[erlang-questions] State Management Problem

Robert Virding rvirding@REDACTED
Wed Dec 23 02:13:38 CET 2015


I just want to briefly comment Craig's discussion about some of the reasons
behind why Erlang looks like it does. We were out to solve a rather
specific problem domain: telecom systems. These had some basic properties
which any solution had to tackle: massive concurrency, timing constraints,
and fault tolerance where parts were allowed to fail (but not too often of
course) as long as the system as a whole did not crash. What became Erlang
was our way of the solving the problem.

Everything was very problem oriented and we did not have as goals that
Erlang should be a functional language or that we should implement the
actor model. We knew nothing of the actor model until later when we heard
that Erlang implements it. :-) The design of the language evolved together
with our ideas on how language features would be used to build systems with
these properties, which was the base of what became OTP. Processes were a
good solution to concurrency. Asynchronous communication was a natural as
it fitted both the problem and was a natural for building non-blocking
systems. How else would you do it? The error handling primitives made it
easy to take down groups of cooperating processes as well as monitoring
them so you could clean-up after them or restart them when necessary. We
also had the goal to stick to the basics and to keep the language simple.
Simple in the sense that there should be a small number of basic
principles, if these are right then the language will be powerful but easy
to comprehend and use. Small is good. This we managed to do.

Again our goal was to solve the problem, not design a language with a
predefined set of primitives.

That Erlang/OTP is so successful for many other types of systems is that
these also have similar requirements to what we were looking at. We weren't
thinking of this at the start. IMAO one reason that Erlang/OTP has taken a
long time to become adopted is that in many cases it took designers of
these other systems a long to realise that they actually did have these
requirements and that Erlang was a good way of meeting them.

Simple is difficult, complex is easy.

Robert


On 21 December 2015 at 14:56, zxq9 <zxq9@REDACTED> wrote:

> On 2015年12月21日 月曜日 13:11:59 you wrote:
> > I think I see your point. I will definitely think about it using all the
> > knowledge that I have. Databases do solve the problem but I think that
> for
> > real time applications, going to a database would be slow. The part to
> > think about for me, would be to come up with a useful API. Thanks for
> your
> > inputs.

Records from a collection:
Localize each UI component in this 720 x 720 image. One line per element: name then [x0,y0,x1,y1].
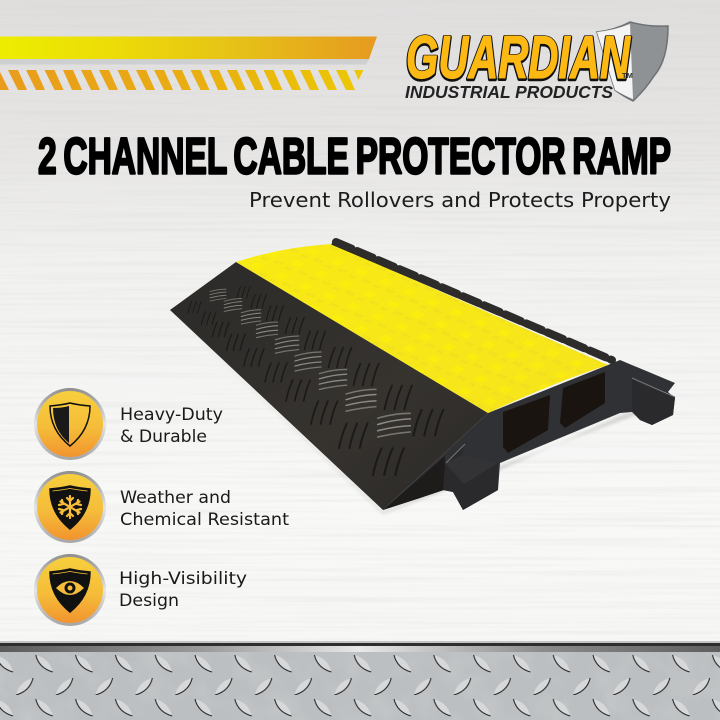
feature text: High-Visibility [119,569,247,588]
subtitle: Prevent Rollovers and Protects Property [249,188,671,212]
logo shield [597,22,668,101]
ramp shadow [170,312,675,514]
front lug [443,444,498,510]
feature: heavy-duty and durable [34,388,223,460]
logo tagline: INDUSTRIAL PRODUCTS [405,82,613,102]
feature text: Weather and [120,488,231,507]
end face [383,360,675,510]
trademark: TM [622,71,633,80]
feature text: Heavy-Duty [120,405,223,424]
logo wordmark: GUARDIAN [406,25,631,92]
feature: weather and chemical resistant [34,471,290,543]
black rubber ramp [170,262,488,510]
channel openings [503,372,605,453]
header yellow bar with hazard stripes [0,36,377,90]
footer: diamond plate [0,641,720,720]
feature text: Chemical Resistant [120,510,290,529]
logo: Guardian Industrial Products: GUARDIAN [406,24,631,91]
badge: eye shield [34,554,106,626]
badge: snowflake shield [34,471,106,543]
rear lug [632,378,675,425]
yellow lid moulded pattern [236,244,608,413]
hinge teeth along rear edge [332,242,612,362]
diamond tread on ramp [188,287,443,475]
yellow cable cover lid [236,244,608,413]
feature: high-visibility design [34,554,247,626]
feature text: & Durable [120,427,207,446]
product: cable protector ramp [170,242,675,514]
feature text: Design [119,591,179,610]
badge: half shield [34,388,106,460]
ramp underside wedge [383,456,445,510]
* * *
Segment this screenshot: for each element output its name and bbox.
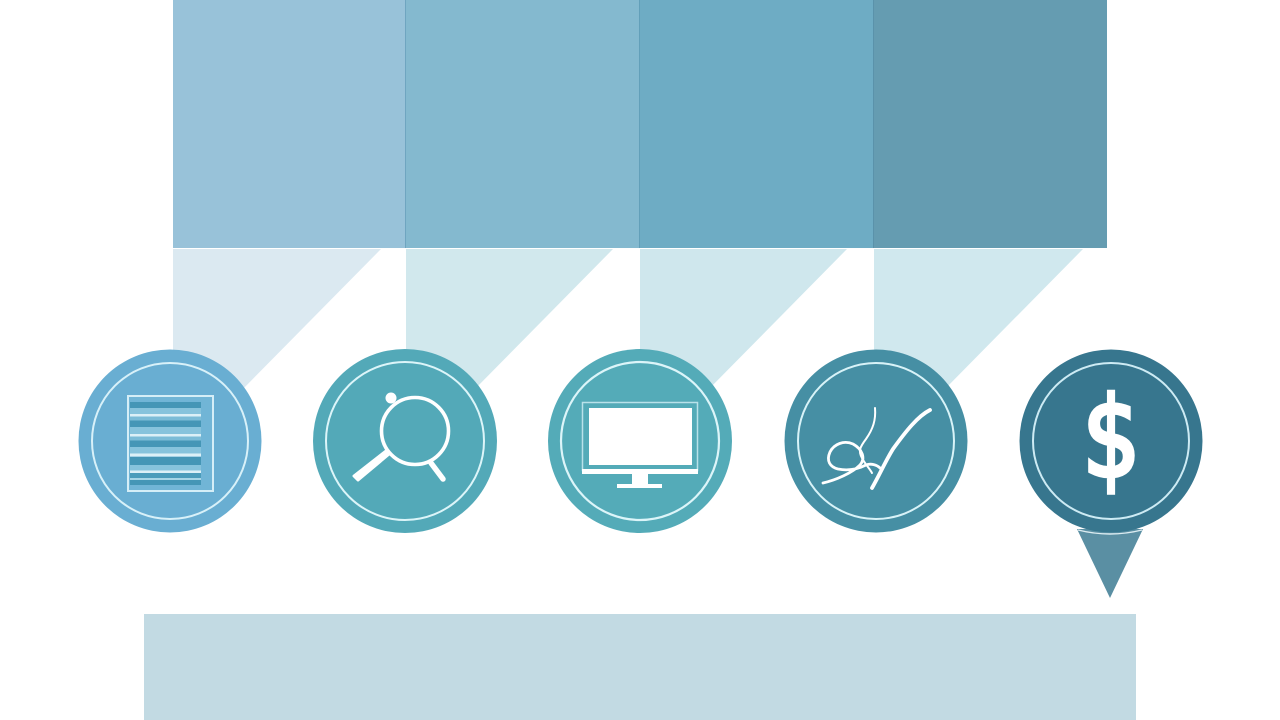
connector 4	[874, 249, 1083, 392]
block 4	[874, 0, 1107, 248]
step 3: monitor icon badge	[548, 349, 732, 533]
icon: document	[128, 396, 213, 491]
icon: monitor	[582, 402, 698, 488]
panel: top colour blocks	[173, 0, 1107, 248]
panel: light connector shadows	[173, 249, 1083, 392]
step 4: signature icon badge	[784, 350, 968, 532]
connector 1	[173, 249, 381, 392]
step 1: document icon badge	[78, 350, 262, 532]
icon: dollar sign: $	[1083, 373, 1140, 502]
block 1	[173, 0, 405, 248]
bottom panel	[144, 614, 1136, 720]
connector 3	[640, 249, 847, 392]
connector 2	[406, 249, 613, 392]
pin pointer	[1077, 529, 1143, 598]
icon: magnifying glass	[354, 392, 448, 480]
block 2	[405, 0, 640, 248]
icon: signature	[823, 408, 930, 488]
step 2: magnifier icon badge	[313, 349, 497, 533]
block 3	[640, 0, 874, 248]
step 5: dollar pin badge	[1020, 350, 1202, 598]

PROBLEMS TO WORK ON:
a – According to the Erlang mailing-list post, what specific problem domain was Erlang originally built to address?
b – Quote the records from the line with "feature text: High-Visibility" up to and including the line with "end face [383,360,675,510]".
The text and the records come from separate, unrelated sources.

SOLUTION LIST:
a – Telecom systems.

b –
feature text: High-Visibility [119,569,247,588]
subtitle: Prevent Rollovers and Protects Property [249,188,671,212]
logo shield [597,22,668,101]
ramp shadow [170,312,675,514]
front lug [443,444,498,510]
feature: heavy-duty and durable [34,388,223,460]
logo tagline: INDUSTRIAL PRODUCTS [405,82,613,102]
feature text: Weather and [120,488,231,507]
end face [383,360,675,510]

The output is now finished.